**Work to complete:**
Write the entries out again exactly as they stand, but without the pictures.

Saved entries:
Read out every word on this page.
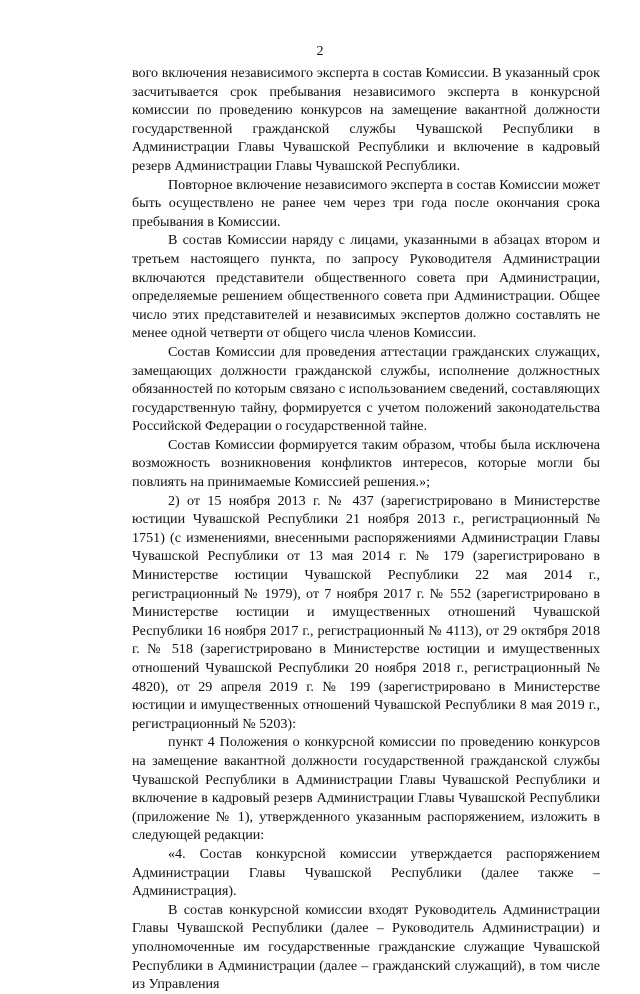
2

вого включения независимого эксперта в состав Комиссии. В указанный срок засчитывается срок пребывания независимого эксперта в конкурсной комиссии по проведению конкурсов на замещение вакантной должности государственной гражданской службы Чувашской Республики в Администрации Главы Чувашской Республики и включение в кадровый резерв Администрации Главы Чувашской Республики.

Повторное включение независимого эксперта в состав Комиссии может быть осуществлено не ранее чем через три года после окончания срока пребывания в Комиссии.

В состав Комиссии наряду с лицами, указанными в абзацах втором и третьем настоящего пункта, по запросу Руководителя Администрации включаются представители общественного совета при Администрации, определяемые решением общественного совета при Администрации. Общее число этих представителей и независимых экспертов должно составлять не менее одной четверти от общего числа членов Комиссии.

Состав Комиссии для проведения аттестации гражданских служащих, замещающих должности гражданской службы, исполнение должностных обязанностей по которым связано с использованием сведений, составляющих государственную тайну, формируется с учетом положений законодательства Российской Федерации о государственной тайне.

Состав Комиссии формируется таким образом, чтобы была исключена возможность возникновения конфликтов интересов, которые могли бы повлиять на принимаемые Комиссией решения.»;

2) от 15 ноября 2013 г. № 437 (зарегистрировано в Министерстве юстиции Чувашской Республики 21 ноября 2013 г., регистрационный № 1751) (с изменениями, внесенными распоряжениями Администрации Главы Чувашской Республики от 13 мая 2014 г. № 179 (зарегистрировано в Министерстве юстиции Чувашской Республики 22 мая 2014 г., регистрационный № 1979), от 7 ноября 2017 г. № 552 (зарегистрировано в Министерстве юстиции и имущественных отношений Чувашской Республики 16 ноября 2017 г., регистрационный № 4113), от 29 октября 2018 г. № 518 (зарегистрировано в Министерстве юстиции и имущественных отношений Чувашской Республики 20 ноября 2018 г., регистрационный № 4820), от 29 апреля 2019 г. № 199 (зарегистрировано в Министерстве юстиции и имущественных отношений Чувашской Республики 8 мая 2019 г., регистрационный № 5203):

пункт 4 Положения о конкурсной комиссии по проведению конкурсов на замещение вакантной должности государственной гражданской службы Чувашской Республики в Администрации Главы Чувашской Республики и включение в кадровый резерв Администрации Главы Чувашской Республики (приложение № 1), утвержденного указанным распоряжением, изложить в следующей редакции:

«4. Состав конкурсной комиссии утверждается распоряжением Администрации Главы Чувашской Республики (далее также – Администрация).

В состав конкурсной комиссии входят Руководитель Администрации Главы Чувашской Республики (далее – Руководитель Администрации) и уполномоченные им государственные гражданские служащие Чувашской Республики в Администрации (далее – гражданский служащий), в том числе из Управления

**Written answer:**
Read out every word on this page.
2

вого включения независимого эксперта в состав Комиссии. В указанный срок засчитывается срок пребывания независимого эксперта в конкурсной комиссии по проведению конкурсов на замещение вакантной должности государственной гражданской службы Чувашской Республики в Администрации Главы Чувашской Республики и включение в кадровый резерв Администрации Главы Чувашской Республики.

Повторное включение независимого эксперта в состав Комиссии может быть осуществлено не ранее чем через три года после окончания срока пребывания в Комиссии.

В состав Комиссии наряду с лицами, указанными в абзацах втором и третьем настоящего пункта, по запросу Руководителя Администрации включаются представители общественного совета при Администрации, определяемые решением общественного совета при Администрации. Общее число этих представителей и независимых экспертов должно составлять не менее одной четверти от общего числа членов Комиссии.

Состав Комиссии для проведения аттестации гражданских служащих, замещающих должности гражданской службы, исполнение должностных обязанностей по которым связано с использованием сведений, составляющих государственную тайну, формируется с учетом положений законодательства Российской Федерации о государственной тайне.

Состав Комиссии формируется таким образом, чтобы была исключена возможность возникновения конфликтов интересов, которые могли бы повлиять на принимаемые Комиссией решения.»;

2) от 15 ноября 2013 г. № 437 (зарегистрировано в Министерстве юстиции Чувашской Республики 21 ноября 2013 г., регистрационный № 1751) (с изменениями, внесенными распоряжениями Администрации Главы Чувашской Республики от 13 мая 2014 г. № 179 (зарегистрировано в Министерстве юстиции Чувашской Республики 22 мая 2014 г., регистрационный № 1979), от 7 ноября 2017 г. № 552 (зарегистрировано в Министерстве юстиции и имущественных отношений Чувашской Республики 16 ноября 2017 г., регистрационный № 4113), от 29 октября 2018 г. № 518 (зарегистрировано в Министерстве юстиции и имущественных отношений Чувашской Республики 20 ноября 2018 г., регистрационный № 4820), от 29 апреля 2019 г. № 199 (зарегистрировано в Министерстве юстиции и имущественных отношений Чувашской Республики 8 мая 2019 г., регистрационный № 5203):

пункт 4 Положения о конкурсной комиссии по проведению конкурсов на замещение вакантной должности государственной гражданской службы Чувашской Республики в Администрации Главы Чувашской Республики и включение в кадровый резерв Администрации Главы Чувашской Республики (приложение № 1), утвержденного указанным распоряжением, изложить в следующей редакции:

«4. Состав конкурсной комиссии утверждается распоряжением Администрации Главы Чувашской Республики (далее также – Администрация).

В состав конкурсной комиссии входят Руководитель Администрации Главы Чувашской Республики (далее – Руководитель Администрации) и уполномоченные им государственные гражданские служащие Чувашской Республики в Администрации (далее – гражданский служащий), в том числе из Управления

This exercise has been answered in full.